Records excerpted from a collection
»»

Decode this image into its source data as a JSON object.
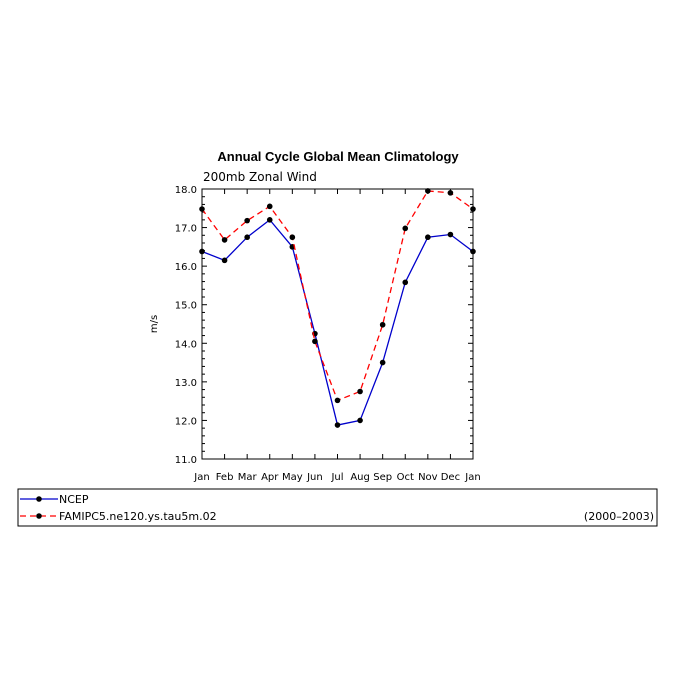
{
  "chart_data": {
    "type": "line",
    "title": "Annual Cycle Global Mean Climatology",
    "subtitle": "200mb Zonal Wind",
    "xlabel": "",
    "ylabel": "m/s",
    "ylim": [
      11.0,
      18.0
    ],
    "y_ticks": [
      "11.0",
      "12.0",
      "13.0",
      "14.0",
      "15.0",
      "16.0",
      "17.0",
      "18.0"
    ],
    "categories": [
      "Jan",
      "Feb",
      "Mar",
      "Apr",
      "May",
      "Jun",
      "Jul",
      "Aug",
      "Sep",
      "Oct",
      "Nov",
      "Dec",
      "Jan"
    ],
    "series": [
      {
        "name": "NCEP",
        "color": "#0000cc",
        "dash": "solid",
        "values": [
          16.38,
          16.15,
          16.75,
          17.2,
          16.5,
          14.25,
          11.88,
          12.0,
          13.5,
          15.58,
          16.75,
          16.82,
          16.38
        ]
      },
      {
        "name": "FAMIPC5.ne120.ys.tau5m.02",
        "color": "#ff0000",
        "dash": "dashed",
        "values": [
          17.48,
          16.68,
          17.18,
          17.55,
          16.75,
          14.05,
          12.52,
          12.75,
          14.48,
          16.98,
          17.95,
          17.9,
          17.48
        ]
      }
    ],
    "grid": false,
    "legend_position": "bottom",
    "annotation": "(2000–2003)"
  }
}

««
»»

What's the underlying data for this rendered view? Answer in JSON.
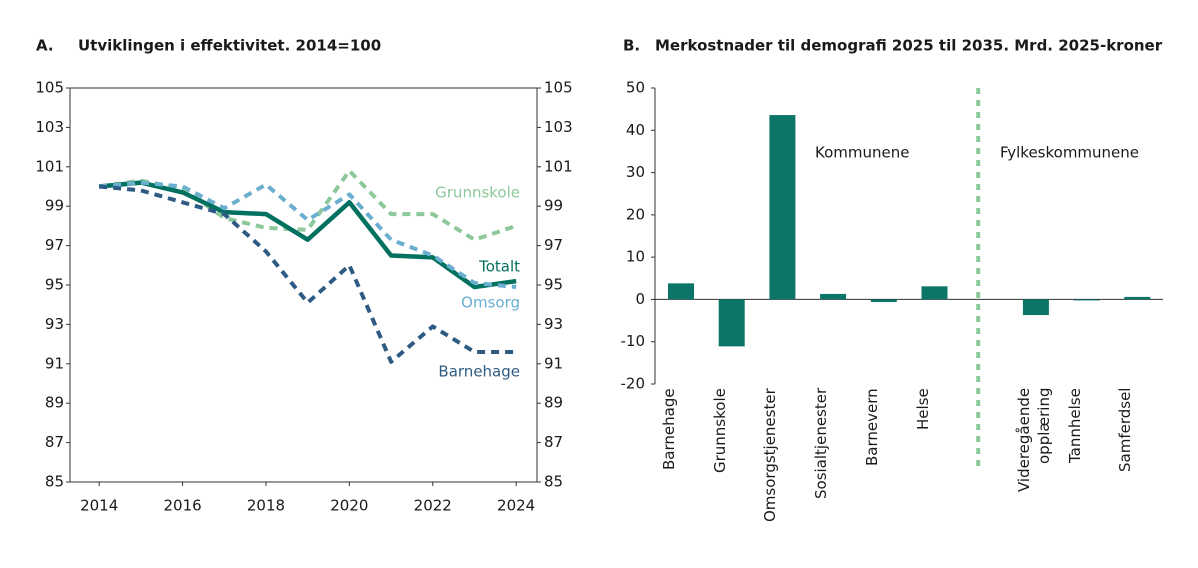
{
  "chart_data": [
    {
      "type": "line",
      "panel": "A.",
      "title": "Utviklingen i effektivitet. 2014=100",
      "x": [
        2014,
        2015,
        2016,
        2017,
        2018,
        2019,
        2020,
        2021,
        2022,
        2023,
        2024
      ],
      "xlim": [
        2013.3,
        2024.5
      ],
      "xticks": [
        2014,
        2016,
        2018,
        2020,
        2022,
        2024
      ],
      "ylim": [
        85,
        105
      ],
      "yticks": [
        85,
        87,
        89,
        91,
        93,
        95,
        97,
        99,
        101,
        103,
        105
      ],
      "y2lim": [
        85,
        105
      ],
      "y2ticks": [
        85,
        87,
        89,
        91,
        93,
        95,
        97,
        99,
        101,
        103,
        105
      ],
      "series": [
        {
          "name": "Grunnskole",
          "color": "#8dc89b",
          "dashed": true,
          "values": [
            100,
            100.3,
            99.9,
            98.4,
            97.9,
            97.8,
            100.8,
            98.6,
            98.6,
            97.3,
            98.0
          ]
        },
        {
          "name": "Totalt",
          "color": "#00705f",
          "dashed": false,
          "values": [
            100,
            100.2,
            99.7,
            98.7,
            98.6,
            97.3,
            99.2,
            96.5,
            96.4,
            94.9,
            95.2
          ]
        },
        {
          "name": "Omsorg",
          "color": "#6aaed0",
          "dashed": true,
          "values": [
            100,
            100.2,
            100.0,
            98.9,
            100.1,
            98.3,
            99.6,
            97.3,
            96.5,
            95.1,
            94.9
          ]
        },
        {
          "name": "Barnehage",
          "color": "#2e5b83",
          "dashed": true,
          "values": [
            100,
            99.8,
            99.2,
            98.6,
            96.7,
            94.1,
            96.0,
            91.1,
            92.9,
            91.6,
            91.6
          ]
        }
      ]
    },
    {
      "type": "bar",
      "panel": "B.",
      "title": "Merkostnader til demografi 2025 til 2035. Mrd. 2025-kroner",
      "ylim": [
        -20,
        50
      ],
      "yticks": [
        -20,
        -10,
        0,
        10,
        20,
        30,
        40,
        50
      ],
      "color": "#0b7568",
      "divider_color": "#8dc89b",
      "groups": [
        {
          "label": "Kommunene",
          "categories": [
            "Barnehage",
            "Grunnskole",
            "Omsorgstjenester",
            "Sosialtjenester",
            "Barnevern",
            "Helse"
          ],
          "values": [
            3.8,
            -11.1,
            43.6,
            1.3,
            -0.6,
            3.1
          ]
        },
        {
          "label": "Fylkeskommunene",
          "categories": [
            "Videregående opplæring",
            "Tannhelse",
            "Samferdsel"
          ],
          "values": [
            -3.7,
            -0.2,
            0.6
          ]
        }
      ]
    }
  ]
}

««
»»

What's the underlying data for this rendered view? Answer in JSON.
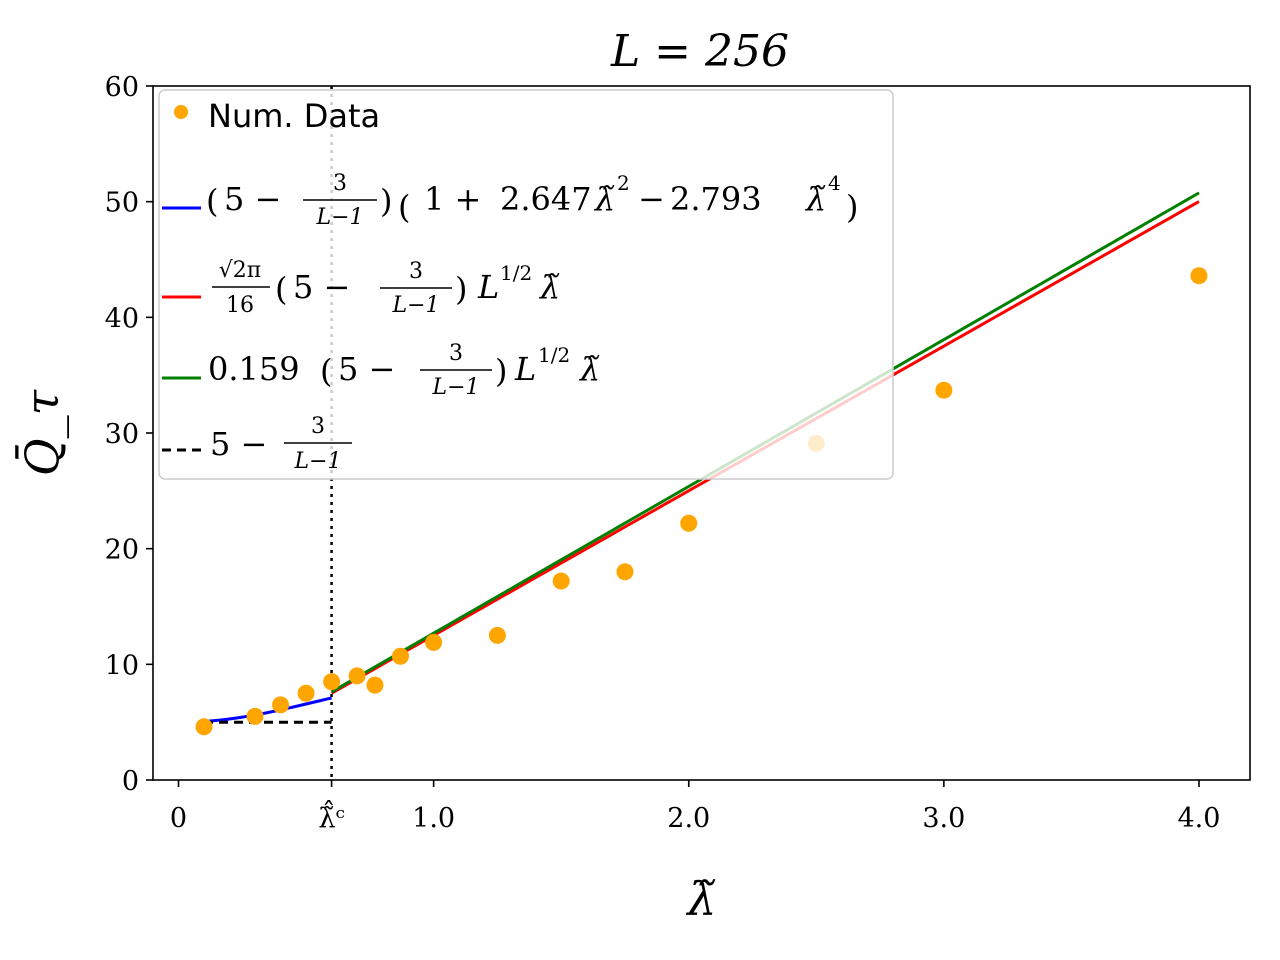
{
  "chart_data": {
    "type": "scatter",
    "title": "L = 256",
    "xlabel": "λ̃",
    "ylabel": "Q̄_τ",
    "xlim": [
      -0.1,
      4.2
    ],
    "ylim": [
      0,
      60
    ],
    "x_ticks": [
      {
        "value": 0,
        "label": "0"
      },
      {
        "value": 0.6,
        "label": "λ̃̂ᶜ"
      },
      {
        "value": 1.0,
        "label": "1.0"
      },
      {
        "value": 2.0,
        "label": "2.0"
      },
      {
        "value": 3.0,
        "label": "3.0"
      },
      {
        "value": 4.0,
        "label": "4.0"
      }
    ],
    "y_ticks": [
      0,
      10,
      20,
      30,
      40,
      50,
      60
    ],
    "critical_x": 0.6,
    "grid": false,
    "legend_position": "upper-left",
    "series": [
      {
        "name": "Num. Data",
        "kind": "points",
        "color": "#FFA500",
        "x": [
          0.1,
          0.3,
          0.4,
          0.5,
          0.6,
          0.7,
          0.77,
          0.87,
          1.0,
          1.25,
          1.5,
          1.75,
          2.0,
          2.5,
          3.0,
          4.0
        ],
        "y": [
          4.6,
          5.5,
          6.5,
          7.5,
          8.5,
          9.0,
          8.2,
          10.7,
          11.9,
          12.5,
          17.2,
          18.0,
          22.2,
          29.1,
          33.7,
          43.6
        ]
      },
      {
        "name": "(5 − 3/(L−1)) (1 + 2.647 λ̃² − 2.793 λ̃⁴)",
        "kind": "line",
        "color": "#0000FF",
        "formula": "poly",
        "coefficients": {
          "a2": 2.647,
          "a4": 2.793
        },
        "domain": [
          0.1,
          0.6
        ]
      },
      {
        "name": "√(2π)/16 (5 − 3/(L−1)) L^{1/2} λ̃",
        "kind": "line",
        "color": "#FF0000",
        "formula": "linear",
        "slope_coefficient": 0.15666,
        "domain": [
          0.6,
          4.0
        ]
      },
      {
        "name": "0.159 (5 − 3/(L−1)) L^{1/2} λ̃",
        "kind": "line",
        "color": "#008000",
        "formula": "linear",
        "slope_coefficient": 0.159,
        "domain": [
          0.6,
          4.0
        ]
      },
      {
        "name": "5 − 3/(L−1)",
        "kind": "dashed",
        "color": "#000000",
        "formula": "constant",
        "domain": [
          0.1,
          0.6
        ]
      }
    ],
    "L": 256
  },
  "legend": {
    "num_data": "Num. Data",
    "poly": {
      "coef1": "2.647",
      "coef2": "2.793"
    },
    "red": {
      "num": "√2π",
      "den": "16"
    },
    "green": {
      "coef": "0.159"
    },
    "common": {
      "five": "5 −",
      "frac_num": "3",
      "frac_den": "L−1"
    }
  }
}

««

Stated task – Locate the lines above that hold the word "formula". Show every one of them.

Solution for this problem –
        "formula": "poly",
        "formula": "linear",
        "formula": "linear",
        "formula": "constant",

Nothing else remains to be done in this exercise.